## EXERCISE AIM
In the items below, reproduce verbatim every line from the one containing "55, 1285, 689]" up to and including the one containing "x-axis-tick: Q12 [177, 649, 217, 672]".

## EXTRACTED DATA
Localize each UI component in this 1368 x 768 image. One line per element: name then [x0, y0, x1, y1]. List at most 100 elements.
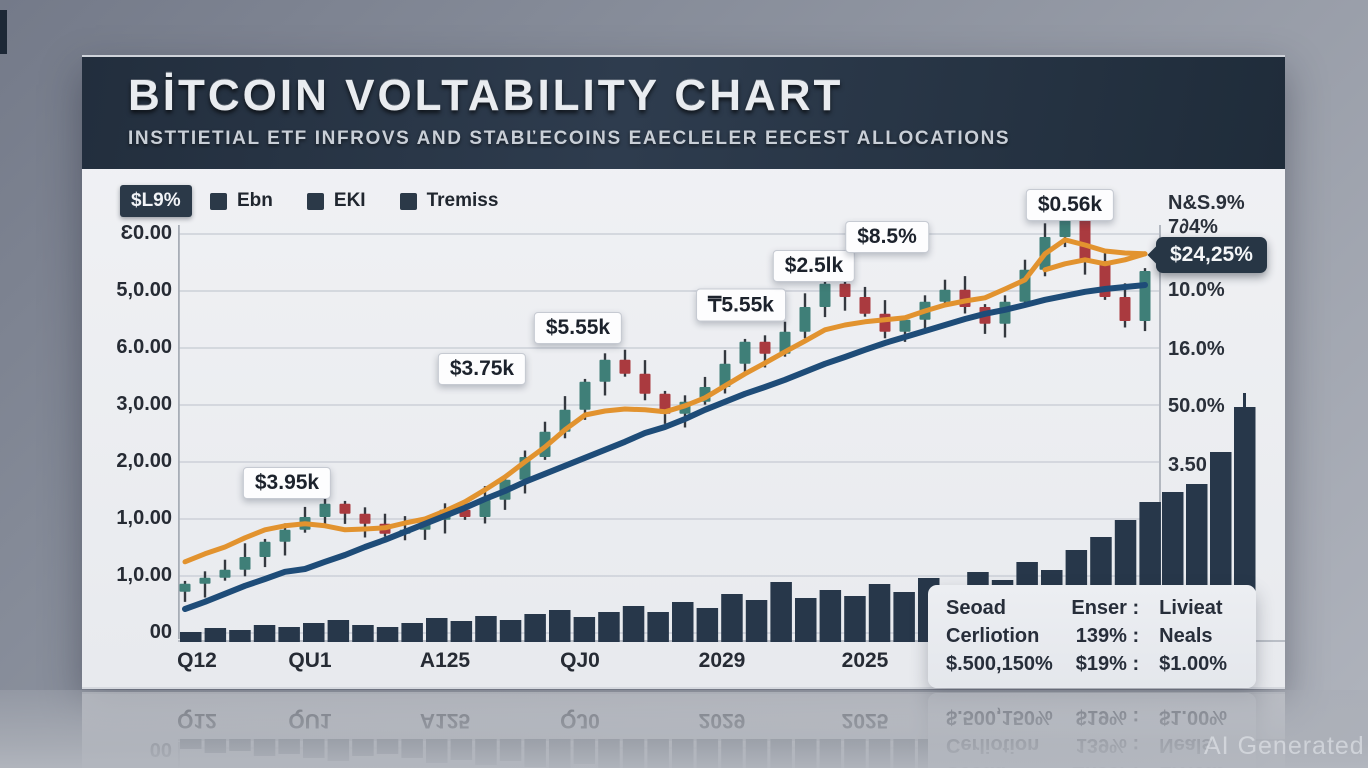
chart-card: BİTCOIN VOLTABILITY CHART INSTTIETIAL ET… [82, 55, 1285, 689]
candle-down [359, 513, 371, 524]
chart-card: BİTCOIN VOLTABILITY CHART INSTTIETIAL ET… [82, 692, 1285, 768]
table-cell: Cerliotion [946, 625, 1040, 647]
legend-item: Ebn [210, 190, 273, 212]
table-cell: $1.00% [1159, 653, 1228, 675]
x-axis-tick: Q12 [177, 649, 217, 672]
candle-up [1059, 217, 1071, 237]
x-axis-tick: 2029 [698, 649, 746, 672]
volume-bar [549, 610, 571, 642]
volume-bar [524, 614, 546, 642]
y-axis-tick: 6.0.00 [116, 336, 172, 358]
volume-bar [253, 625, 276, 642]
corner-accent [0, 10, 7, 54]
candle-up [319, 503, 331, 517]
candle-up [279, 529, 291, 542]
volume-bar [598, 612, 620, 642]
table-cell: Neals [1159, 625, 1213, 647]
candle-down [879, 313, 891, 332]
volume-bar [573, 617, 596, 642]
legend: Ebn EKI Tremiss [210, 190, 498, 212]
candle-down [839, 283, 851, 297]
right-axis-tick: 16.0% [1168, 338, 1225, 360]
y-axis-tick: 3,0.00 [116, 393, 172, 415]
y-axis-tick: 1,0.00 [116, 507, 172, 529]
candle-up [739, 341, 751, 364]
volume-bar [352, 625, 374, 642]
volume-bar [893, 592, 915, 642]
right-axis-tick: N&S.9% [1168, 192, 1245, 214]
volume-bar [819, 590, 842, 642]
x-axis-tick: 2025 [841, 649, 889, 672]
candle-up [239, 557, 251, 570]
volume-bar [426, 618, 448, 642]
candle-up [899, 319, 911, 332]
header-band: BİTCOIN VOLTABILITY CHART INSTTIETIAL ET… [82, 57, 1285, 169]
candle-up [939, 289, 951, 302]
candle-up [179, 583, 191, 592]
table-cell: $.500,150% [946, 653, 1053, 675]
volume-bar [721, 594, 743, 642]
candle-up [819, 283, 831, 307]
table-cell: Enser : [1071, 597, 1140, 619]
candle-up [579, 381, 591, 410]
legend-swatch-icon [306, 192, 324, 210]
volume-bar [647, 612, 669, 642]
volume-bar [672, 602, 694, 642]
table-cell: 139% : [1075, 625, 1140, 647]
volume-bar [622, 606, 645, 642]
y-axis-tick: 5,0.00 [116, 279, 172, 301]
legend-label: Ebn [237, 190, 273, 211]
y-axis-tick: Ɛ0.00 [120, 222, 172, 244]
y-axis-tick: 2,0.00 [116, 450, 172, 472]
x-axis-tick: QJ0 [560, 649, 600, 672]
legend-swatch-icon [399, 192, 417, 210]
price-callout: $3.95k [242, 467, 332, 499]
right-axis-tick: 50.0% [1168, 395, 1225, 417]
ma-fast-line [182, 237, 1148, 565]
price-callout: $0.56k [1025, 189, 1115, 221]
price-callout: $3.75k [437, 353, 527, 385]
page-subtitle: INSTTIETIAL ETF INFROVS AND STABĽECOINS … [128, 128, 1011, 149]
volume-bar [745, 600, 768, 642]
candle-up [599, 359, 611, 382]
candle-down [639, 373, 651, 394]
legend-swatch-icon [210, 192, 227, 210]
volume-bar [229, 630, 251, 642]
candle-down [1119, 297, 1131, 321]
candle-up [259, 541, 271, 557]
volume-bar [401, 623, 423, 642]
volume-bar-right [1234, 407, 1256, 642]
volume-bar [327, 620, 350, 642]
volume-bar [475, 616, 497, 642]
y-axis-tick: 00 [149, 621, 172, 643]
right-axis-tick: 3.50 [1168, 454, 1207, 476]
legend-label: Tremiss [426, 190, 499, 211]
current-price-flag: $24,25% [1156, 237, 1267, 273]
volume-bar [303, 623, 325, 642]
ma-fast-branch-line [1042, 251, 1148, 273]
volume-bar [868, 584, 891, 642]
price-callout: $8.5% [845, 221, 929, 253]
volume-bar [450, 621, 473, 642]
volume-bar [844, 596, 866, 642]
candle-down [1079, 217, 1091, 261]
volume-bar [180, 632, 202, 642]
candle-up [1139, 271, 1151, 321]
legend-label: EKI [333, 190, 366, 211]
volume-bar [376, 627, 399, 642]
candle-down [859, 297, 871, 314]
ai-generated-watermark: AI Generated [1204, 732, 1365, 760]
candle-up [719, 363, 731, 387]
price-callout: $2.5lk [772, 250, 856, 282]
candle-up [199, 577, 211, 584]
candle-down [759, 341, 771, 354]
right-axis-tick: 10.0% [1168, 279, 1225, 301]
candle-up [799, 307, 811, 332]
ma-slow-line [182, 282, 1148, 612]
candle-up [479, 499, 491, 517]
price-callout: $5.55k [533, 312, 623, 344]
table-cell: Seoad [946, 597, 1007, 619]
candle-down [619, 359, 631, 374]
summary-table: Seoad Cerliotion $.500,150% Enser : 139%… [928, 585, 1256, 688]
legend-item: EKI [306, 190, 366, 212]
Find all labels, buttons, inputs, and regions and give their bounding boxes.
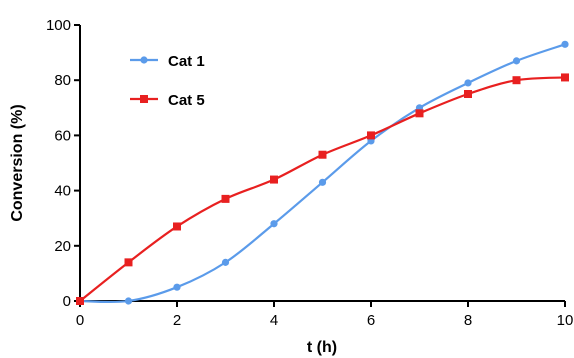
legend-item-cat1: Cat 1 xyxy=(130,53,205,70)
data-point-series-2 xyxy=(561,73,569,82)
x-axis-title: t (h) xyxy=(307,339,337,356)
y-tick-label: 40 xyxy=(54,183,71,200)
data-point-series-1 xyxy=(221,258,230,266)
fit-curve-series-2 xyxy=(79,76,566,302)
data-point-series-1 xyxy=(270,220,278,228)
x-tick-label: 4 xyxy=(270,312,278,329)
data-point-series-2 xyxy=(270,175,278,184)
data-points xyxy=(76,40,569,305)
data-point-series-1 xyxy=(124,297,133,305)
x-tick-label: 8 xyxy=(464,312,472,329)
legend-label-cat1: Cat 1 xyxy=(168,53,205,70)
y-tick-label: 80 xyxy=(54,72,71,89)
x-tick-label: 6 xyxy=(367,312,375,329)
data-point-series-2 xyxy=(124,258,133,267)
data-point-series-2 xyxy=(464,90,472,98)
data-point-series-1 xyxy=(173,283,181,291)
y-tick-label: 0 xyxy=(63,293,71,310)
x-tick-label: 2 xyxy=(173,312,181,329)
y-axis-title: Conversion (%) xyxy=(9,104,26,221)
y-tick-label: 100 xyxy=(46,17,71,34)
data-point-series-2 xyxy=(221,194,230,203)
x-tick-label: 0 xyxy=(76,312,84,329)
data-point-series-1 xyxy=(318,178,327,186)
legend: Cat 1 Cat 5 xyxy=(130,53,205,109)
legend-item-cat5: Cat 5 xyxy=(130,92,205,109)
y-tick-label: 60 xyxy=(54,127,71,144)
legend-marker-cat1 xyxy=(140,56,148,64)
x-tick-label: 10 xyxy=(557,312,574,329)
data-point-series-1 xyxy=(464,79,472,87)
legend-marker-cat5 xyxy=(140,95,148,103)
data-point-series-2 xyxy=(415,109,424,118)
data-point-series-1 xyxy=(561,40,569,48)
axes xyxy=(79,25,565,302)
y-ticks: 0 20 40 60 80 100 xyxy=(46,17,80,310)
data-point-series-2 xyxy=(367,131,375,140)
data-point-series-2 xyxy=(173,222,181,231)
y-tick-label: 20 xyxy=(54,238,71,255)
data-point-series-2 xyxy=(512,76,521,85)
data-point-series-1 xyxy=(512,57,521,65)
fit-curve-series-1 xyxy=(79,43,566,304)
legend-label-cat5: Cat 5 xyxy=(168,92,205,109)
fit-curves xyxy=(79,43,566,304)
x-ticks: 0 2 4 6 8 10 xyxy=(76,301,574,329)
data-point-series-2 xyxy=(318,150,327,159)
data-point-series-2 xyxy=(76,297,84,305)
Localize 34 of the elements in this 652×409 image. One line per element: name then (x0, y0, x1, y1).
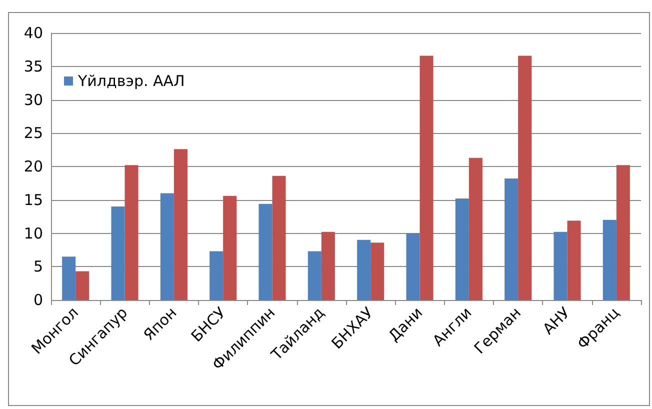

## SOLUTION BELOW
chart-card: BİTCOIN VOLTABILITY CHART INSTTIETIAL ET… [82, 55, 1285, 689]
candle-down [359, 513, 371, 524]
chart-card: BİTCOIN VOLTABILITY CHART INSTTIETIAL ET… [82, 692, 1285, 768]
table-cell: Cerliotion [946, 625, 1040, 647]
legend-item: Ebn [210, 190, 273, 212]
table-cell: $1.00% [1159, 653, 1228, 675]
x-axis-tick: Q12 [177, 649, 217, 672]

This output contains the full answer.